- Opening Delimiter -

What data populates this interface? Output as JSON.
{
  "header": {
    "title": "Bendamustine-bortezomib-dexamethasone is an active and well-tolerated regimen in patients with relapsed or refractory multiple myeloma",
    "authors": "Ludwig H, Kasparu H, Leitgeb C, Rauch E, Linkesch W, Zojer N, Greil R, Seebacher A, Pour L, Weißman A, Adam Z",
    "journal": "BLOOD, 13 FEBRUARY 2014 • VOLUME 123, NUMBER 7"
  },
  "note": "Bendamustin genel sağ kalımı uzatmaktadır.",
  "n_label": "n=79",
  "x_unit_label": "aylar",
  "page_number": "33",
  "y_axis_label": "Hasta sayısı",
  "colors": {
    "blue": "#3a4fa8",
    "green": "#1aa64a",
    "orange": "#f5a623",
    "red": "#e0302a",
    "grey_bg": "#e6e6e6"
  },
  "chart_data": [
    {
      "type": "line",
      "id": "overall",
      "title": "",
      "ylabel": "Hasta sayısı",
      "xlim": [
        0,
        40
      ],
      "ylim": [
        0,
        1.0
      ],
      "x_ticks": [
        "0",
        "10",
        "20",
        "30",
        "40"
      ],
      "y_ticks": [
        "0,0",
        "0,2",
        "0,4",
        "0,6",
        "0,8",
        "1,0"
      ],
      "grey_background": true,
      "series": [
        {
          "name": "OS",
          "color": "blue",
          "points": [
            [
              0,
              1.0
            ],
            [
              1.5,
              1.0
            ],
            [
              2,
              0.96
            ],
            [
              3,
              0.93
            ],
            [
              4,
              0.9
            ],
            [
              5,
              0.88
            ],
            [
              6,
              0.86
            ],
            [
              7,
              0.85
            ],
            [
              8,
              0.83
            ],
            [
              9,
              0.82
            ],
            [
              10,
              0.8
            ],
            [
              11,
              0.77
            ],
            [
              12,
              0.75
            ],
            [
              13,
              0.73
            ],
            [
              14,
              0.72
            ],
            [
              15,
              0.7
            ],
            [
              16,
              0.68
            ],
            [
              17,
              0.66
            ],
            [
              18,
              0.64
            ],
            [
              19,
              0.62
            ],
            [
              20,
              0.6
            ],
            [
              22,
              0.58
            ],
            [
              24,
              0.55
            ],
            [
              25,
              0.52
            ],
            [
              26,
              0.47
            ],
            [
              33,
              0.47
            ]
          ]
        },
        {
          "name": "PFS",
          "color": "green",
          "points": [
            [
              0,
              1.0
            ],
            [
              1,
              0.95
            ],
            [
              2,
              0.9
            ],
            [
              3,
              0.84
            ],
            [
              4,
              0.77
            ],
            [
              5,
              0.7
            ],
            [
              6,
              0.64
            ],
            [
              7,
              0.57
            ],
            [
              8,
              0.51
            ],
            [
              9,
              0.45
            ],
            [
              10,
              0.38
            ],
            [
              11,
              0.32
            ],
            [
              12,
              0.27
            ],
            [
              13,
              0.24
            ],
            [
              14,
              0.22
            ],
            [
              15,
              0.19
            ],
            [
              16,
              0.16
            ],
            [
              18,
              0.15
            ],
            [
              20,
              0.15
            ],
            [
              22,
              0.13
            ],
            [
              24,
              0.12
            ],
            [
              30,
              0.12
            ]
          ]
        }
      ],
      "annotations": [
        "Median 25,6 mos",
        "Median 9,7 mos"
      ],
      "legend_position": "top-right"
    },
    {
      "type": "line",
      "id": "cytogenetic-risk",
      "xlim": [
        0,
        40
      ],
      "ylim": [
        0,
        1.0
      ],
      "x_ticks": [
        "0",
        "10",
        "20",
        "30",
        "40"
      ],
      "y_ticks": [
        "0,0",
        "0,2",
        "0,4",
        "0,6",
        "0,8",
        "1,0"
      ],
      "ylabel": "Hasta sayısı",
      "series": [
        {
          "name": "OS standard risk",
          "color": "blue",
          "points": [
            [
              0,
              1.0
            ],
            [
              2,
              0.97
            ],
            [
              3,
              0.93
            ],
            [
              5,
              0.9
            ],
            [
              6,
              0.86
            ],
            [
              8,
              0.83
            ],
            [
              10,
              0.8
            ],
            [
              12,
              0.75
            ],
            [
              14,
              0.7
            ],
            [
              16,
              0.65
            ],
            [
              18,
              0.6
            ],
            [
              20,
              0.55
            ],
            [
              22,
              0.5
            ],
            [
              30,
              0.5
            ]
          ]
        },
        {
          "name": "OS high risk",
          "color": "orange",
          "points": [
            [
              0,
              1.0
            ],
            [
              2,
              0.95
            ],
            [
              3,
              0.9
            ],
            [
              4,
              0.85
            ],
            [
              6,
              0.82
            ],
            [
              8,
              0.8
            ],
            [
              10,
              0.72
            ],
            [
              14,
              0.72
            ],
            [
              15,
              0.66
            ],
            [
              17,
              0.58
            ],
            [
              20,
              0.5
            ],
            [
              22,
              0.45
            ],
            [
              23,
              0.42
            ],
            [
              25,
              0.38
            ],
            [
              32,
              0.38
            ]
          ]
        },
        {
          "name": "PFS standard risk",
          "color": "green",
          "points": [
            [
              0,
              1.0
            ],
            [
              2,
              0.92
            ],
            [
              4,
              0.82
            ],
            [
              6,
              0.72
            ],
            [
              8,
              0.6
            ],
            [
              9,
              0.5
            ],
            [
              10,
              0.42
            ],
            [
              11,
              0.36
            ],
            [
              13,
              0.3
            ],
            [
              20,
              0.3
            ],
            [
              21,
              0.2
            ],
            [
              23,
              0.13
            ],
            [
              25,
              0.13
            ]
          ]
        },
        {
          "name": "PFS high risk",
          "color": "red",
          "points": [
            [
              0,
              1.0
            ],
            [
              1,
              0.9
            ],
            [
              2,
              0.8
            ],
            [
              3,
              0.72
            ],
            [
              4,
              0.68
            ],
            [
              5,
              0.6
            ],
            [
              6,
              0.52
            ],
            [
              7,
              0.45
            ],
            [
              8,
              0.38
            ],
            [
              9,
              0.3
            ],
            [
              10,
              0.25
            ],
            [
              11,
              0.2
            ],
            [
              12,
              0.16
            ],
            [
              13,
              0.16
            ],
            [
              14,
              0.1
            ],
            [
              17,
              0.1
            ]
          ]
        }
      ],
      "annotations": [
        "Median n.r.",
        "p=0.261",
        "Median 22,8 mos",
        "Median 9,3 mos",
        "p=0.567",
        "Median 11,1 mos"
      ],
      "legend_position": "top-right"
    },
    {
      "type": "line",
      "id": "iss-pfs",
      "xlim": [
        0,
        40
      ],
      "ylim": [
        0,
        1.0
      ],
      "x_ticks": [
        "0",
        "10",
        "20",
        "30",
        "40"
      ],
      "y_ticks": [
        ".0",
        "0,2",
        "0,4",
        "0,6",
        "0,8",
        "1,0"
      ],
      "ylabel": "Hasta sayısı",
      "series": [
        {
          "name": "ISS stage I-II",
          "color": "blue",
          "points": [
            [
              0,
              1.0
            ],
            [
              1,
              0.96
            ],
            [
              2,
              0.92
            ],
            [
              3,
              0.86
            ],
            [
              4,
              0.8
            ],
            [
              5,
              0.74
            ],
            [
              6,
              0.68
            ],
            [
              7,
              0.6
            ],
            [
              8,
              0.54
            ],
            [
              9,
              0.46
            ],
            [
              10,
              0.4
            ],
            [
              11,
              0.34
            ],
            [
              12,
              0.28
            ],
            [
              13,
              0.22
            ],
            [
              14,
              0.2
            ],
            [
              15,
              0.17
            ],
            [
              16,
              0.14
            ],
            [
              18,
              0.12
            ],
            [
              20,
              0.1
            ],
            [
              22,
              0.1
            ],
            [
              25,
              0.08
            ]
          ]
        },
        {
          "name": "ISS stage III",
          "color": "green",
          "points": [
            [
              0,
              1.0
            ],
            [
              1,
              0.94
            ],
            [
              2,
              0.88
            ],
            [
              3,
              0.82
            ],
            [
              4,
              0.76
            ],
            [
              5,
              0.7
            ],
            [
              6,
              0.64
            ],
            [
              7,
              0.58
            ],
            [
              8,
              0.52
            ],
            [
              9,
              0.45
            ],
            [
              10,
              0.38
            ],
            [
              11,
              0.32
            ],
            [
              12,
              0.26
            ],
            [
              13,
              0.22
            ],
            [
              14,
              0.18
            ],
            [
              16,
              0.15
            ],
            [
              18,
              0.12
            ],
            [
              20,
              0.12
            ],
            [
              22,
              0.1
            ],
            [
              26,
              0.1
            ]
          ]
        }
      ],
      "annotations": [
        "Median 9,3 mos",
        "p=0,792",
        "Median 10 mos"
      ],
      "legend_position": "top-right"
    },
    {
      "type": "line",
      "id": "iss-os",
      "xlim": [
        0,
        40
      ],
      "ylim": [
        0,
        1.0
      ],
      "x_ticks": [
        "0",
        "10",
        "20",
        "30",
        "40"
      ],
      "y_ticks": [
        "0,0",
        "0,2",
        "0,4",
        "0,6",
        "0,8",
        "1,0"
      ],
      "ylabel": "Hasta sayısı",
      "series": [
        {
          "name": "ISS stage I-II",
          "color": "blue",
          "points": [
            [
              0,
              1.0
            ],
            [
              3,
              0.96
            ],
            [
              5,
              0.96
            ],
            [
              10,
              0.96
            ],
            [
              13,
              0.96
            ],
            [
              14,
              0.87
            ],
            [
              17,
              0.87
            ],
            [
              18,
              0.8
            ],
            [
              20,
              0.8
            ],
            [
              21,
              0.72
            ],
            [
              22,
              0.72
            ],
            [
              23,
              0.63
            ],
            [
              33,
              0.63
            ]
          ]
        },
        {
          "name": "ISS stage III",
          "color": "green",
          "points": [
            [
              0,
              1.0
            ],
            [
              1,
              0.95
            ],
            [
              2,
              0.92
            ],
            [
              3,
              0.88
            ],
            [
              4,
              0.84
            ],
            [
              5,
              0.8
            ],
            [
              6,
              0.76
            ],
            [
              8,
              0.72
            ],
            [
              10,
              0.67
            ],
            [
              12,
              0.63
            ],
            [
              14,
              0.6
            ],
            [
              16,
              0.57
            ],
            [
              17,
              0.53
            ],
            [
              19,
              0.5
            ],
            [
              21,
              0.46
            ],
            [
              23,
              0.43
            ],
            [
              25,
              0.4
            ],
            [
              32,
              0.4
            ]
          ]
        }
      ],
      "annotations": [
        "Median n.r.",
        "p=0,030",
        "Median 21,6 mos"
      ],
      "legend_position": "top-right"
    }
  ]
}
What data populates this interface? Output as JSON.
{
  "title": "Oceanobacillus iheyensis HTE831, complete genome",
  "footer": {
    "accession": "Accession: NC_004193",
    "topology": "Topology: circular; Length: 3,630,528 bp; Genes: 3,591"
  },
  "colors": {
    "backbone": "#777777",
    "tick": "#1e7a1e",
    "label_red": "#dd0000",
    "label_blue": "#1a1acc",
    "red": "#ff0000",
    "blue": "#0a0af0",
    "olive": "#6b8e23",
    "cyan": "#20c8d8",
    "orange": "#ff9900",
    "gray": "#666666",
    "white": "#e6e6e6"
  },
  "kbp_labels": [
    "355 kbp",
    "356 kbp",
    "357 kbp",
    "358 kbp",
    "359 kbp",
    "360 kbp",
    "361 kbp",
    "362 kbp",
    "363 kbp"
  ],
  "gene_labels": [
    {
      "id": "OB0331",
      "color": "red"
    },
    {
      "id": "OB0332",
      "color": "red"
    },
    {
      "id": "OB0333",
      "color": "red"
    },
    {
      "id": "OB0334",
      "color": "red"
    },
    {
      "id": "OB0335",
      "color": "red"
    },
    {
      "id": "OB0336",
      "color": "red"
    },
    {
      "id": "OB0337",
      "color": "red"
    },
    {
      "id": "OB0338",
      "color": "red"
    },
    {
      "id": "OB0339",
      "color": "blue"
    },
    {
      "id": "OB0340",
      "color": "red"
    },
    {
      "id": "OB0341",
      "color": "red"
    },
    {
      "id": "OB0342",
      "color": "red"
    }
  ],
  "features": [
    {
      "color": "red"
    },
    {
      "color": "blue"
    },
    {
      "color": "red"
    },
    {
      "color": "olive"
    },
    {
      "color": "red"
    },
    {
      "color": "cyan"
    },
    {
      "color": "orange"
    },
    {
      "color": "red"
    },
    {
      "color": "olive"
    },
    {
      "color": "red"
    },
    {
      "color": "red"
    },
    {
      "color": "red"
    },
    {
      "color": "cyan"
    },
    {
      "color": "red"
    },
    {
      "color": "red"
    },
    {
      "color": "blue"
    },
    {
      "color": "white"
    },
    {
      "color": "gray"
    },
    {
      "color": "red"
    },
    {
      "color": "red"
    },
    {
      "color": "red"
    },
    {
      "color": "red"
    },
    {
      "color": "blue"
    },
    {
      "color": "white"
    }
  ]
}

- Closing Delimiter -

• Problem details: Gather from the entries above all lines that include the string "title".

• Task solution:
    "title": "Bendamustine-bortezomib-dexamethasone is an active and well-tolerated regimen in patients with relapsed or refractory multiple myeloma",
      "title": "",
  "title": "Oceanobacillus iheyensis HTE831, complete genome",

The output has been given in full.